- Problem set -
**1.** In the forum thread about introducing spice into a marriage, how long has the person who started the thread been married?
**2.** Extend the forum thread about introducing spice into a marriage past its final post.

- Text excerpt -
**********

# introducing spice into marriage



## Changecage (Jan 14, 2020)

HI,
We've been married over 17 yrs and have a relatively strong marriage. However, our sex life has become rather routine. In addition, age and job stress have impacted my ability to perform. I would like to incorporate this "dysfunction" into our sex life....I think it might be fun. I would also like to explore my wife taking a more dominate role in our sex life's. How have other couples introduced kink into their relationships when sex is not an easy discussion topic?


----------



## 346745 (Oct 7, 2020)

One couple’s kinky is normal to another


----------



## happyhusband0005 (May 4, 2018)

Changecage said:


> HI,
> We've been married over 17 yrs and have a relatively strong marriage. However, our sex life has become rather routine. In addition, age and job stress have impacted my ability to perform. I would like to incorporate this "dysfunction" into our sex life....I think it might be fun. I would also like to explore my wife taking a more dominate role in our sex life's. How have other couples introduced kink into their relationships when sex is not an easy discussion topic?


The best thing you can do is improve communication about it so it IS an easy discussion topic. Then it just becomes a, "hey I have a fun idea" type of thing over morning coffee. Sometimes you try the fun idea and will think yah thats was really fun we'll have to make that a more regular thing, or you will say, that wasn't all that great. Once you start trying new stuff and finding things that excite you both you grow from there.


----------



## thunderchad (12 mo ago)

You could just start trying new things in the bedroom. Start with blind folds, handcuffs, and other mild bandage. 

Alternatively you could tie yourself up and let her find you and then tell her how you want to be dominated.


----------



## pastasauce79 (Mar 21, 2018)

What do you mean by kinky acts? I mean, whatever is kinky to me, it could be vanilla for you.

What do you want to do?


----------



## 346745 (Oct 7, 2020)

pastasauce79 said:


> What do you mean by kinky acts? I mean, whatever is kinky to me, it could be vanilla for you.
> 
> What do you want to do?


As in said, “One couple’s kinky is normal to another”


----------



## pastasauce79 (Mar 21, 2018)

Longtime Hubby said:


> As in said, “One couple’s kinky is normal to another”


I missed that!


----------



## 346745 (Oct 7, 2020)

pastasauce79 said:


> I missed that!


No prob. Some people may think what we do in our bedroom is kinky. Others? Tame. I do wonder what friends do!

**********

- Recorded data -
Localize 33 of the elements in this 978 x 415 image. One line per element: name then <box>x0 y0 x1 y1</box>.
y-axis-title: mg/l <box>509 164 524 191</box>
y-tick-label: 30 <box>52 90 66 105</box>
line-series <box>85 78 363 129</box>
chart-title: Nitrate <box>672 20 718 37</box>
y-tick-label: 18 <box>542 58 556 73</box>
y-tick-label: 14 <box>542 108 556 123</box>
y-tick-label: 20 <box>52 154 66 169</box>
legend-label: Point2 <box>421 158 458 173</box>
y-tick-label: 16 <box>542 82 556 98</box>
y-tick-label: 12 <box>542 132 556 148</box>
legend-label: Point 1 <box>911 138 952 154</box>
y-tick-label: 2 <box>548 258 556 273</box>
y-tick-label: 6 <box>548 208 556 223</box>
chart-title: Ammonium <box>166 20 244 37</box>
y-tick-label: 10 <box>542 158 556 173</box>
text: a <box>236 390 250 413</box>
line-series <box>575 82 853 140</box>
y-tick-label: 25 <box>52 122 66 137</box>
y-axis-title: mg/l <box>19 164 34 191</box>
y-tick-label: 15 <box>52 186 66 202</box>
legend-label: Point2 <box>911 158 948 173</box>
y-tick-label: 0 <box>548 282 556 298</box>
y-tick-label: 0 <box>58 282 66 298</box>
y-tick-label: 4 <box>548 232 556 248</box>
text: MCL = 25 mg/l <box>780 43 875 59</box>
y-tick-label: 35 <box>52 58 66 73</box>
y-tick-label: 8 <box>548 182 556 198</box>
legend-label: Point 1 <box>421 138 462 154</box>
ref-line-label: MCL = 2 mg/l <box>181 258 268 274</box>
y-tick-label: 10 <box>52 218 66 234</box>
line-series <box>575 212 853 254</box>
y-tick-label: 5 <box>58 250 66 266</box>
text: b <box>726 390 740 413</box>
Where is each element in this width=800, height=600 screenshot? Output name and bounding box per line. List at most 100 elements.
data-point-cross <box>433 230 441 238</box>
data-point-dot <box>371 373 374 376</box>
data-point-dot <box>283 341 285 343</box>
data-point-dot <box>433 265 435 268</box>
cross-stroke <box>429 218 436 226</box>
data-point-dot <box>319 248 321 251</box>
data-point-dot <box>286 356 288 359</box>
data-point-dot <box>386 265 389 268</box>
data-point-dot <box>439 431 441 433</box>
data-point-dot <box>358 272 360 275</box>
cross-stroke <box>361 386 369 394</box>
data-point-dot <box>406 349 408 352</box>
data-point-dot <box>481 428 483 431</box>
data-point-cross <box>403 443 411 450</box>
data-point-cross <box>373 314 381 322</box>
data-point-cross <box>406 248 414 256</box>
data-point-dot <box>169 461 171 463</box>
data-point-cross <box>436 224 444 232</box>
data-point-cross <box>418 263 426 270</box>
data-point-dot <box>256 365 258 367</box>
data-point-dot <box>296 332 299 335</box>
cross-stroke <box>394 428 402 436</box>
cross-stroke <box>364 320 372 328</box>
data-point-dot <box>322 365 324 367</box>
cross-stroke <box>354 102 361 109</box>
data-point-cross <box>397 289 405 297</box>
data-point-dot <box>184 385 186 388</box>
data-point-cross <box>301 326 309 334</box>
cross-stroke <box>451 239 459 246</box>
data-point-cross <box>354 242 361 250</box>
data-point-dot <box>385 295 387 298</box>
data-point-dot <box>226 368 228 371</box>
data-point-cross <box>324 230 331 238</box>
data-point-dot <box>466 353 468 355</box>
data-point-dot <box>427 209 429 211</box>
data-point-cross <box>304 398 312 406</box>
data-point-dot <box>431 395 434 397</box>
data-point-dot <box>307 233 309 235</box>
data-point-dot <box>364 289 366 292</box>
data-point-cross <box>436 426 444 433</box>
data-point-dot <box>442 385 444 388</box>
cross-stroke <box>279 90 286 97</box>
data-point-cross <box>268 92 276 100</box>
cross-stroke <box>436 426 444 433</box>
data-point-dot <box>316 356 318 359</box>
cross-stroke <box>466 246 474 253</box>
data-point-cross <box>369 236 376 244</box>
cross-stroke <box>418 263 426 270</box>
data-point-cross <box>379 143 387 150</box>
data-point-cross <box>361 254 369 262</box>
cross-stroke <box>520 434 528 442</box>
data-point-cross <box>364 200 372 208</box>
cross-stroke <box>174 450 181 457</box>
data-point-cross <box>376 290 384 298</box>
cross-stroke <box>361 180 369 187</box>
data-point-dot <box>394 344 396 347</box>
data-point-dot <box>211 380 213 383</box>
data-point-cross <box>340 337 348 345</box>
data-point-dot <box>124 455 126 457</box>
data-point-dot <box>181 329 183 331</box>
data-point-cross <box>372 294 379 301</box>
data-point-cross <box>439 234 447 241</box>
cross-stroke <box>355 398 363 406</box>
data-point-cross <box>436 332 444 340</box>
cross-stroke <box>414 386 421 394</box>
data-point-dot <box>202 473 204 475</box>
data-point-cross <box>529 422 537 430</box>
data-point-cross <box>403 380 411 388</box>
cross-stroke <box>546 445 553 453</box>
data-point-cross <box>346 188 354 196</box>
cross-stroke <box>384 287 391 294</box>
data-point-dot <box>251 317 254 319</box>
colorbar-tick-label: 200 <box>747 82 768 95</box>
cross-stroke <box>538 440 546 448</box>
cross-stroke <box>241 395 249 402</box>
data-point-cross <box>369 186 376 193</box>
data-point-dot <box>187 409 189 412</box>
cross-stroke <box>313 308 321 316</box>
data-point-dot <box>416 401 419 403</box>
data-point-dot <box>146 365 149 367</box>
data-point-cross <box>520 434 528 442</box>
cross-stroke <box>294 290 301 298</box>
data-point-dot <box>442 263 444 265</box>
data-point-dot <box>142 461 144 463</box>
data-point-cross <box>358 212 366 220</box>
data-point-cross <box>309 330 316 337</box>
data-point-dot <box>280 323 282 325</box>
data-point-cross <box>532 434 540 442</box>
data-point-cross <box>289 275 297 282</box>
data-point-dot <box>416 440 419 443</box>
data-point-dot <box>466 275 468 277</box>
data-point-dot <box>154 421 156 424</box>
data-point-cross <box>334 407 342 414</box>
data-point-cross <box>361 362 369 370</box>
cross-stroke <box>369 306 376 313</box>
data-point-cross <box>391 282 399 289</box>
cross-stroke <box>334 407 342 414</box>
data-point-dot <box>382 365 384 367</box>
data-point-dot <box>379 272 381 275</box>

**********

- Responses by task -
**1.** Over 17 years.

**2.**
----------



## AandM (Jan 30, 2019)

pastasauce79 said:


> What do you mean by kinky acts? I mean, whatever is kinky to me, it could be vanilla for you.
> 
> What do you want to do?


I have dehydrated jalapenos, thai super-chilis, cayenne and habaneros. I've treated them all with lye to make sure they are all kinky.


----------



## jsmart (Mar 14, 2015)

Are you wanting your wife to lead or be control? Other than on tv, women are usually not wanting to lead, especially when it comes to sex. I think her having to lead in the bedroom will get old fast. You should work on your health. If you need your t levels raised, then do it.


----------



## thunderchad (12 mo ago)

Wanting your wife to dominate you is one step from wanting her to cuckold you. Is that what you are really after?


----------



## 346745 (Oct 7, 2020)

jsmart said:


> Are you wanting your wife to lead or be control? Other than on tv, women are usually not wanting to lead, especially when it comes to sex. I think her having to lead in the bedroom will get old fast. You should work on your health. If you need your t levels raised, then do it.


So true. Once here in past 21years


----------



## Talker67 (Apr 7, 2016)

"How have other couples introduced kink into their relationships?"

like anything, baby steps first.
how about something not too radical, like buy a sex swing, put a hook into a ceiling joist to hold her over the bed, and experiment with different ways of having sex with her in it. 

if you find her enjoying that more than once or twice....that is a good indication she might be into other even more kinky things.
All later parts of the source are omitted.